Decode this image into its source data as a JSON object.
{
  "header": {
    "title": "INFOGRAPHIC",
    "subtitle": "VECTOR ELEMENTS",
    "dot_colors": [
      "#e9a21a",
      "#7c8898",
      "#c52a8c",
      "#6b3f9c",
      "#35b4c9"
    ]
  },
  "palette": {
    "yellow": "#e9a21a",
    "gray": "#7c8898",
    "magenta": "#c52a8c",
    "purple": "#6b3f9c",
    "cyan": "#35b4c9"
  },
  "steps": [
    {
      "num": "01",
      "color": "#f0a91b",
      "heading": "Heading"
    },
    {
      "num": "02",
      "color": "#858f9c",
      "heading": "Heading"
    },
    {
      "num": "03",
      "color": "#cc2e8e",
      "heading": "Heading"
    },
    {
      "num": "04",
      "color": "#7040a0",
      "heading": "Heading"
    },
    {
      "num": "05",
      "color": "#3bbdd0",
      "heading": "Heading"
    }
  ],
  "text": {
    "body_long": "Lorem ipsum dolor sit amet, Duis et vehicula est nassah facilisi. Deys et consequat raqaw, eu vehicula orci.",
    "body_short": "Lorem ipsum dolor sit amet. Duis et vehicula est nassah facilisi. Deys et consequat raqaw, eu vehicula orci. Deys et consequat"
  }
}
-*-*-
THE TASK – Reproduce the listing above verbatim, from first line to last.

CORRECT RESPONSE –
Decode this image into its source data as a JSON object.
{
  "header": {
    "title": "INFOGRAPHIC",
    "subtitle": "VECTOR ELEMENTS",
    "dot_colors": [
      "#e9a21a",
      "#7c8898",
      "#c52a8c",
      "#6b3f9c",
      "#35b4c9"
    ]
  },
  "palette": {
    "yellow": "#e9a21a",
    "gray": "#7c8898",
    "magenta": "#c52a8c",
    "purple": "#6b3f9c",
    "cyan": "#35b4c9"
  },
  "steps": [
    {
      "num": "01",
      "color": "#f0a91b",
      "heading": "Heading"
    },
    {
      "num": "02",
      "color": "#858f9c",
      "heading": "Heading"
    },
    {
      "num": "03",
      "color": "#cc2e8e",
      "heading": "Heading"
    },
    {
      "num": "04",
      "color": "#7040a0",
      "heading": "Heading"
    },
    {
      "num": "05",
      "color": "#3bbdd0",
      "heading": "Heading"
    }
  ],
  "text": {
    "body_long": "Lorem ipsum dolor sit amet, Duis et vehicula est nassah facilisi. Deys et consequat raqaw, eu vehicula orci.",
    "body_short": "Lorem ipsum dolor sit amet. Duis et vehicula est nassah facilisi. Deys et consequat raqaw, eu vehicula orci. Deys et consequat"
  }
}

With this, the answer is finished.